# DATASET CONTENT
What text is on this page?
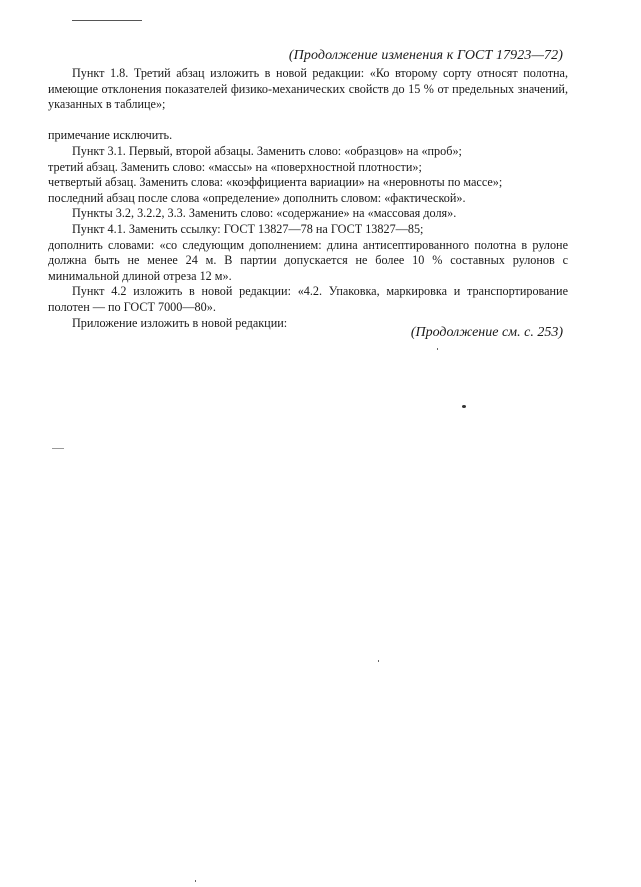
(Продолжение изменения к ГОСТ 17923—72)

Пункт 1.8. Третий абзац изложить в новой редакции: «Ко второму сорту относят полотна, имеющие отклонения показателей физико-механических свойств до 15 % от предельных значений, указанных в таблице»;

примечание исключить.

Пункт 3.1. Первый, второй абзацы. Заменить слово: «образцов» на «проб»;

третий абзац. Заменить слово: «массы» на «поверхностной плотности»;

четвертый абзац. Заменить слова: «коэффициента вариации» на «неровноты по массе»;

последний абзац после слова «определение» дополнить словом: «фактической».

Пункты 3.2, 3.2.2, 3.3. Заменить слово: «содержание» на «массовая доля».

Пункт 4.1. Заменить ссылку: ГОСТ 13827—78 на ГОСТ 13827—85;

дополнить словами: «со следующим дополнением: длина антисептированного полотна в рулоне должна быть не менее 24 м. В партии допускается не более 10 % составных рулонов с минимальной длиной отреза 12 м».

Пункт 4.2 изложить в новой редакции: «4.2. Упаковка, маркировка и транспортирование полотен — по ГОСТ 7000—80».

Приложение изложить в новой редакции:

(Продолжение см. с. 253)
--
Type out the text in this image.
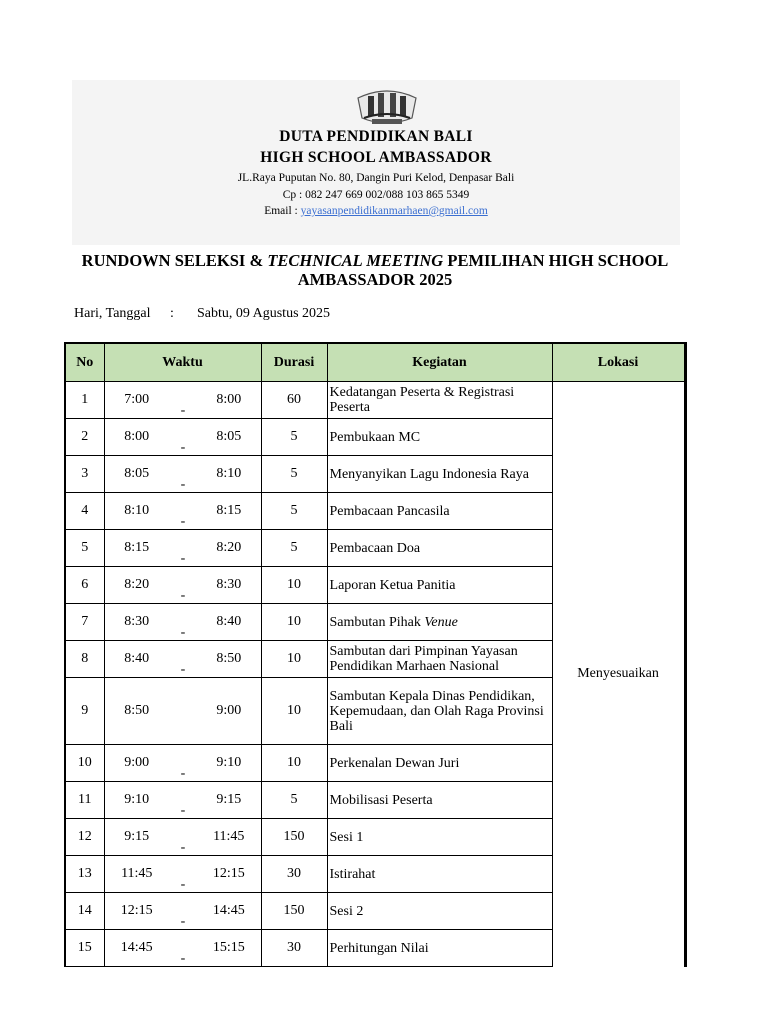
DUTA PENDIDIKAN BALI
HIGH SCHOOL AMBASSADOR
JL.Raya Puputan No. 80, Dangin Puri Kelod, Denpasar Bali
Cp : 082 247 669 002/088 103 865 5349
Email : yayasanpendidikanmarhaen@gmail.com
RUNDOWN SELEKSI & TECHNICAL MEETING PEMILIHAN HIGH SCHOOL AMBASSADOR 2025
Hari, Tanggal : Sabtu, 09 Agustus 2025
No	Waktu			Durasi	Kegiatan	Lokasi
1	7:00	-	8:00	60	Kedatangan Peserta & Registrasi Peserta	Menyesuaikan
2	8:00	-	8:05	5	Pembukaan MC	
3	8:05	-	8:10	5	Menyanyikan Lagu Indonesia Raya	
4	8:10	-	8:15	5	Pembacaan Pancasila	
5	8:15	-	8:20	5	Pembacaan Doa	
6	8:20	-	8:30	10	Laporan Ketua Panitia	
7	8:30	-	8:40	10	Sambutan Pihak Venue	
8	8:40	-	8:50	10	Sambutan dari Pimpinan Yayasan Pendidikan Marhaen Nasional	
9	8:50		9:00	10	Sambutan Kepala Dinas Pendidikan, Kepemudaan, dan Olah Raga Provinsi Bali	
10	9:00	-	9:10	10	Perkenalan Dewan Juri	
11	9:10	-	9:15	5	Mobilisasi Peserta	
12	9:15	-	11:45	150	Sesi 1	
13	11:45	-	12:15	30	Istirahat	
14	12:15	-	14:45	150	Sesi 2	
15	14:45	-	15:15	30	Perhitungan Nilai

# TASK INSTRUCTIONS
Go through the material line by line. Show each line that contains the string "Продолжение".

# CORRECT RESULT
(Продолжение изменения к ГОСТ 17923—72)
(Продолжение см. с. 253)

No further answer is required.